> _Records for processing_
▼▼▼

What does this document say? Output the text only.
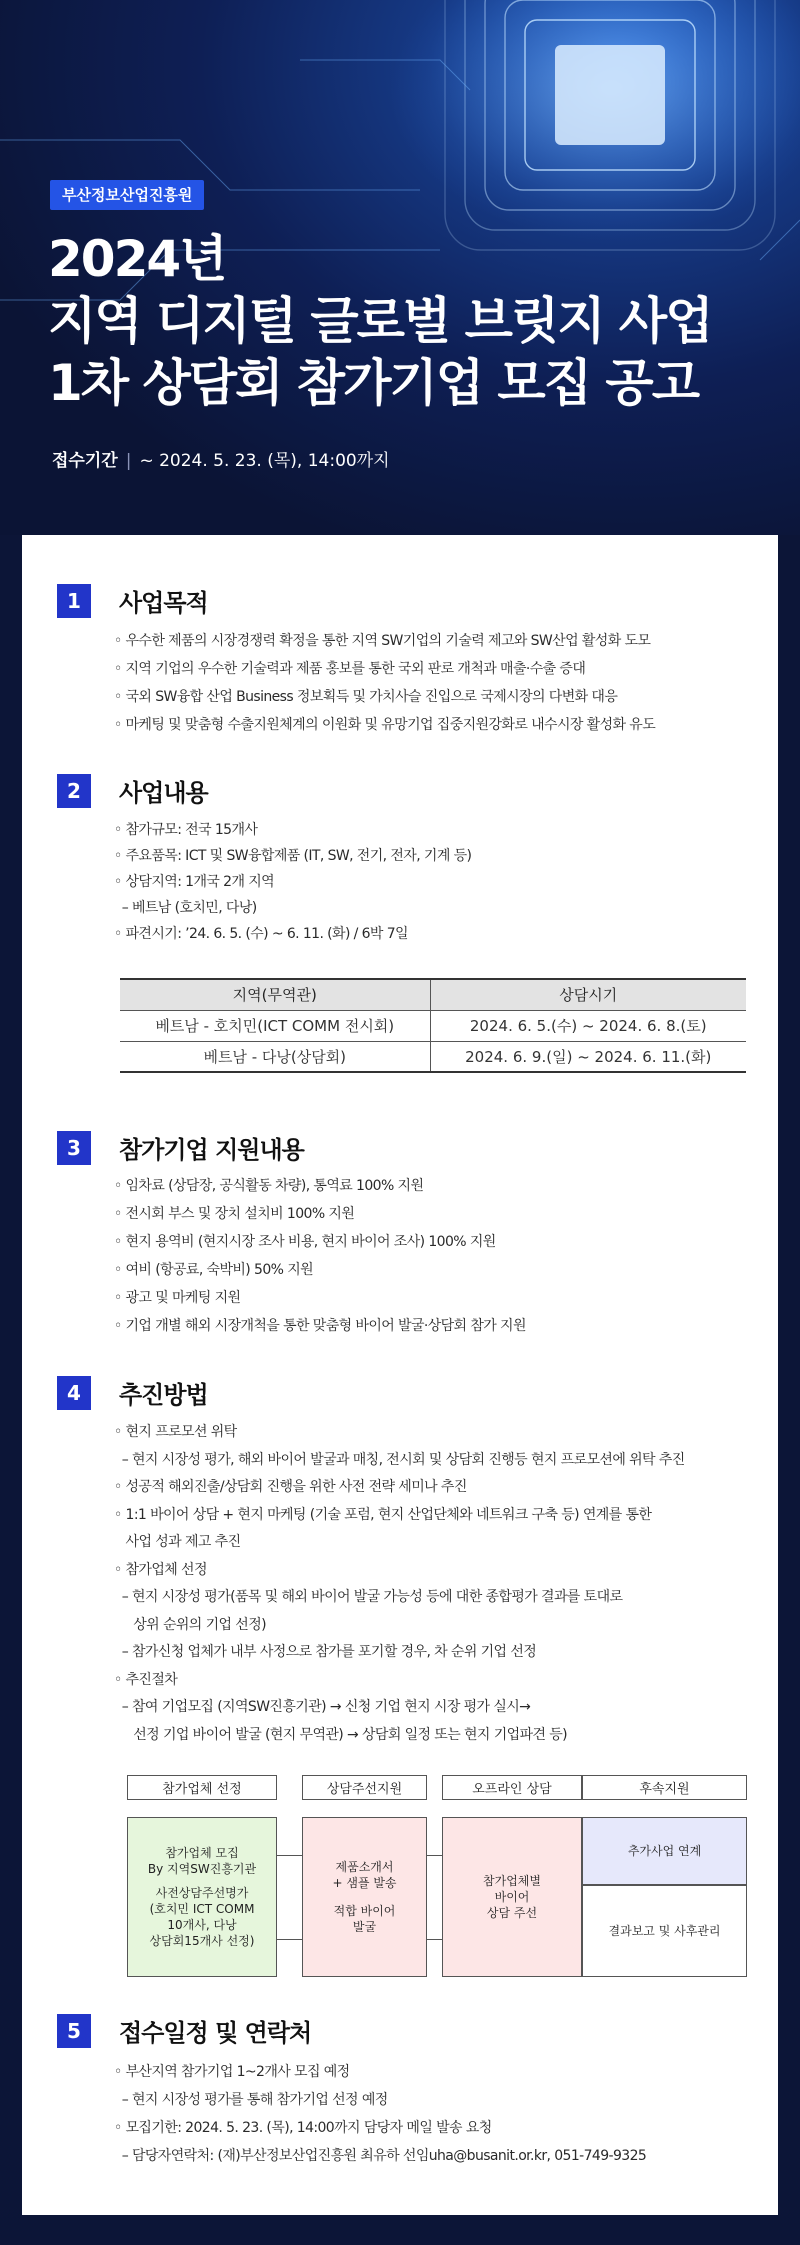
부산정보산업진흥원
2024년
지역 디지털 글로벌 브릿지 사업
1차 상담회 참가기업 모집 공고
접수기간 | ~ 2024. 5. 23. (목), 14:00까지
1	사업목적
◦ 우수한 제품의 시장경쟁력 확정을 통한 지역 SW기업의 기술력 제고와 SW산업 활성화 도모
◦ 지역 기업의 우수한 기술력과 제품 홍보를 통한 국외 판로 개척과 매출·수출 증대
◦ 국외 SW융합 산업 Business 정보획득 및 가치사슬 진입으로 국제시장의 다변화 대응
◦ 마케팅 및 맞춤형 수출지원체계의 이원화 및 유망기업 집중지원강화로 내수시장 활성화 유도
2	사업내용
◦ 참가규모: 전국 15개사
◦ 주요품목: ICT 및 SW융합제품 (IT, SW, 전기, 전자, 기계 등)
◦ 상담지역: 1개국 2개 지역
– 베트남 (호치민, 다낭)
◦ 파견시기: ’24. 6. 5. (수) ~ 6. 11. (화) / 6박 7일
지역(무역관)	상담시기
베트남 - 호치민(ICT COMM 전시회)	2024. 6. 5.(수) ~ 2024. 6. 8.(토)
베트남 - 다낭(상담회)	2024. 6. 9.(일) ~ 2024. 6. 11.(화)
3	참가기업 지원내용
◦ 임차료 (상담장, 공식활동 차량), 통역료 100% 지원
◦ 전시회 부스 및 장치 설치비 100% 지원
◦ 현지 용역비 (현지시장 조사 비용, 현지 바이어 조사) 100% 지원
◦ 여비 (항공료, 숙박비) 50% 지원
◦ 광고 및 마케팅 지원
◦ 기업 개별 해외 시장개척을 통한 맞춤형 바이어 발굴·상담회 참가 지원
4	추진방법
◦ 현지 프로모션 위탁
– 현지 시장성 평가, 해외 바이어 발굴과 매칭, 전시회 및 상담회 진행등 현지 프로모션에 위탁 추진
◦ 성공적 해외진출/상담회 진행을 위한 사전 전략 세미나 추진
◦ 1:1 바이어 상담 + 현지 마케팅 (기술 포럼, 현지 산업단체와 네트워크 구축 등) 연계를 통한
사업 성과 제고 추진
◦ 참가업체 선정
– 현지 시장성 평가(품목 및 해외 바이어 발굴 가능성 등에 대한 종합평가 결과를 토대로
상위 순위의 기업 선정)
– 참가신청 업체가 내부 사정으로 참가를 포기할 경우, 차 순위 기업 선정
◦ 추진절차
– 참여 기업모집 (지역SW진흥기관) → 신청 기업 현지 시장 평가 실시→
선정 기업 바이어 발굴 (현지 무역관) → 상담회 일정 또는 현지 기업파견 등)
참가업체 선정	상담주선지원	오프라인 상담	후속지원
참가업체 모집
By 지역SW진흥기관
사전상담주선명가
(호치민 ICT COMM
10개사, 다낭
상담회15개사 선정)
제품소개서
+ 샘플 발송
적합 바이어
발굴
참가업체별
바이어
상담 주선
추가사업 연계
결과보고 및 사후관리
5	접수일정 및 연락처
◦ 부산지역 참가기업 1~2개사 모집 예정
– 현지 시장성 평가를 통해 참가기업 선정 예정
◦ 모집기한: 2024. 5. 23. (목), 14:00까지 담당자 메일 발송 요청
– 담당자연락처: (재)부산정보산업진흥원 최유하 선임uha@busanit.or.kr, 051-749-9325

▲▲▲

> _Instructions for the task_
Among the lines of the material, find those that hold the word "참가기업" and copy them.

> _The solution_
1차 상담회 참가기업 모집 공고
3	참가기업 지원내용
◦ 부산지역 참가기업 1~2개사 모집 예정
– 현지 시장성 평가를 통해 참가기업 선정 예정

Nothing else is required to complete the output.